### [Task instructions]
Copy the items word for word, starting at the first line and ending with the line that contains "data-label: 25,8 (266, 75, 292, 91)".

### [Records supplied]

⁂

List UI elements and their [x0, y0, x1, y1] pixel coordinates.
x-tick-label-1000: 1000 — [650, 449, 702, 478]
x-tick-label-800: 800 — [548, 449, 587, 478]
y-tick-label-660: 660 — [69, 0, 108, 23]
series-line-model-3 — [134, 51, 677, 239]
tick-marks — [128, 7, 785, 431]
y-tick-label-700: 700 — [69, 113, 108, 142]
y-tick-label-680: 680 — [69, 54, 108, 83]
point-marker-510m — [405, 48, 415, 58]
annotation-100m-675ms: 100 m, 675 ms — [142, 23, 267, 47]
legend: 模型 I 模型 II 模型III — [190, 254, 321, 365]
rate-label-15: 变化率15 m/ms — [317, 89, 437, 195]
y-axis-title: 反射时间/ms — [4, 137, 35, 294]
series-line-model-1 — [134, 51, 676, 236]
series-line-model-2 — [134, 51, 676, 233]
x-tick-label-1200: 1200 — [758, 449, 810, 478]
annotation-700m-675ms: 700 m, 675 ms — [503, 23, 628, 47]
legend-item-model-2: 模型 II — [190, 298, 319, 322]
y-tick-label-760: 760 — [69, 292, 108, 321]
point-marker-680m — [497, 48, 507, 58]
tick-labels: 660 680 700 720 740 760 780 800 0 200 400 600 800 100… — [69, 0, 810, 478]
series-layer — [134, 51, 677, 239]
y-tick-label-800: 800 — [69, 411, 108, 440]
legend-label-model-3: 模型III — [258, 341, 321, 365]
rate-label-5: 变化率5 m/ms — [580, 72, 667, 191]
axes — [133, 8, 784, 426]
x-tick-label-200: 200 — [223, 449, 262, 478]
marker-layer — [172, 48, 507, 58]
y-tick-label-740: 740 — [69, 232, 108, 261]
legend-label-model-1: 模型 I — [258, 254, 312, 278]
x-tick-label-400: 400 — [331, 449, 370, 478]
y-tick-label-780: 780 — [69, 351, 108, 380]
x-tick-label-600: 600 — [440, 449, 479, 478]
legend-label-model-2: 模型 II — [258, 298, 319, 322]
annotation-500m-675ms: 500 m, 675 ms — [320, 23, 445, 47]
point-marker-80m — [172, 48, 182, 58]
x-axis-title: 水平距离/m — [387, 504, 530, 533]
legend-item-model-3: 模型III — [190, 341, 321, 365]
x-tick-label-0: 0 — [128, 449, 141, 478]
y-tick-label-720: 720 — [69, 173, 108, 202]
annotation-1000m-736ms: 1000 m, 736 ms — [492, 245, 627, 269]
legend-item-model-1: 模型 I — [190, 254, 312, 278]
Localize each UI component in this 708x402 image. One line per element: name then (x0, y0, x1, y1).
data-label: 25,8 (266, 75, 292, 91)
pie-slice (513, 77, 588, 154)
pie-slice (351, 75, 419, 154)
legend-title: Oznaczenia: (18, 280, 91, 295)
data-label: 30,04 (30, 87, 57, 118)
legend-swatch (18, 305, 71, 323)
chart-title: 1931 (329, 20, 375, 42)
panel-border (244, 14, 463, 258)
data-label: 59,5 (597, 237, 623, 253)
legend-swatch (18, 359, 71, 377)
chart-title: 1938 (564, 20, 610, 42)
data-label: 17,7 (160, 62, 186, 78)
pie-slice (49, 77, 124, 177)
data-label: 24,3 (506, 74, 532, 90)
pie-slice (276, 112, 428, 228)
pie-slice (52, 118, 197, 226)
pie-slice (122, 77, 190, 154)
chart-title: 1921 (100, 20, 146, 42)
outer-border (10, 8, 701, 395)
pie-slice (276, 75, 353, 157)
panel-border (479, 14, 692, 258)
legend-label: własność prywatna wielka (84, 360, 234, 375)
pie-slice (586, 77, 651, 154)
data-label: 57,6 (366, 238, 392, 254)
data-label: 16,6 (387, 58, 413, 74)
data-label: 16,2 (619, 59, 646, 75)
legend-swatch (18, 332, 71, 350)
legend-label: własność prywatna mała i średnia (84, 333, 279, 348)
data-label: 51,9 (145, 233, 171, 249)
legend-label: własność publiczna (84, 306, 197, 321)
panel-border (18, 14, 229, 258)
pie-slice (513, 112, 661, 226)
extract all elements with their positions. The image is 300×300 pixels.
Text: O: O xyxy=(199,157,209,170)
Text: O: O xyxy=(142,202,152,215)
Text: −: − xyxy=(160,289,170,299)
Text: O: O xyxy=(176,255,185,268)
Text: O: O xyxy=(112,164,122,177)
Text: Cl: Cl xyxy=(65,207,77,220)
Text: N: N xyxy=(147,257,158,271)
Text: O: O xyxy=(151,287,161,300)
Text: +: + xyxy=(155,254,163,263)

⁂

### [Solved problem]
List UI elements and their [x0, y0, x1, y1] pixel coordinates.
x-tick-label-1000: 1000 — [650, 449, 702, 478]
x-tick-label-800: 800 — [548, 449, 587, 478]
y-tick-label-660: 660 — [69, 0, 108, 23]
series-line-model-3 — [134, 51, 677, 239]
tick-marks — [128, 7, 785, 431]
y-tick-label-700: 700 — [69, 113, 108, 142]
y-tick-label-680: 680 — [69, 54, 108, 83]
point-marker-510m — [405, 48, 415, 58]
annotation-100m-675ms: 100 m, 675 ms — [142, 23, 267, 47]
legend: 模型 I 模型 II 模型III — [190, 254, 321, 365]
rate-label-15: 变化率15 m/ms — [317, 89, 437, 195]
y-axis-title: 反射时间/ms — [4, 137, 35, 294]
series-line-model-1 — [134, 51, 676, 236]
series-line-model-2 — [134, 51, 676, 233]
x-tick-label-1200: 1200 — [758, 449, 810, 478]
annotation-700m-675ms: 700 m, 675 ms — [503, 23, 628, 47]
legend-item-model-2: 模型 II — [190, 298, 319, 322]
y-tick-label-760: 760 — [69, 292, 108, 321]
point-marker-680m — [497, 48, 507, 58]
tick-labels: 660 680 700 720 740 760 780 800 0 200 400 600 800 100… — [69, 0, 810, 478]
series-layer — [134, 51, 677, 239]
y-tick-label-800: 800 — [69, 411, 108, 440]
legend-label-model-3: 模型III — [258, 341, 321, 365]
rate-label-5: 变化率5 m/ms — [580, 72, 667, 191]
axes — [133, 8, 784, 426]
x-tick-label-200: 200 — [223, 449, 262, 478]
marker-layer — [172, 48, 507, 58]
y-tick-label-740: 740 — [69, 232, 108, 261]
legend-label-model-1: 模型 I — [258, 254, 312, 278]
x-tick-label-400: 400 — [331, 449, 370, 478]
y-tick-label-780: 780 — [69, 351, 108, 380]
x-tick-label-600: 600 — [440, 449, 479, 478]
legend-label-model-2: 模型 II — [258, 298, 319, 322]
annotation-500m-675ms: 500 m, 675 ms — [320, 23, 445, 47]
point-marker-80m — [172, 48, 182, 58]
x-axis-title: 水平距离/m — [387, 504, 530, 533]
legend-item-model-3: 模型III — [190, 341, 321, 365]
x-tick-label-0: 0 — [128, 449, 141, 478]
y-tick-label-720: 720 — [69, 173, 108, 202]
annotation-1000m-736ms: 1000 m, 736 ms — [492, 245, 627, 269]
legend-item-model-1: 模型 I — [190, 254, 312, 278]
Localize each UI component in this 708x402 image. One line per element: name then (x0, y0, x1, y1).
data-label: 25,8 (266, 75, 292, 91)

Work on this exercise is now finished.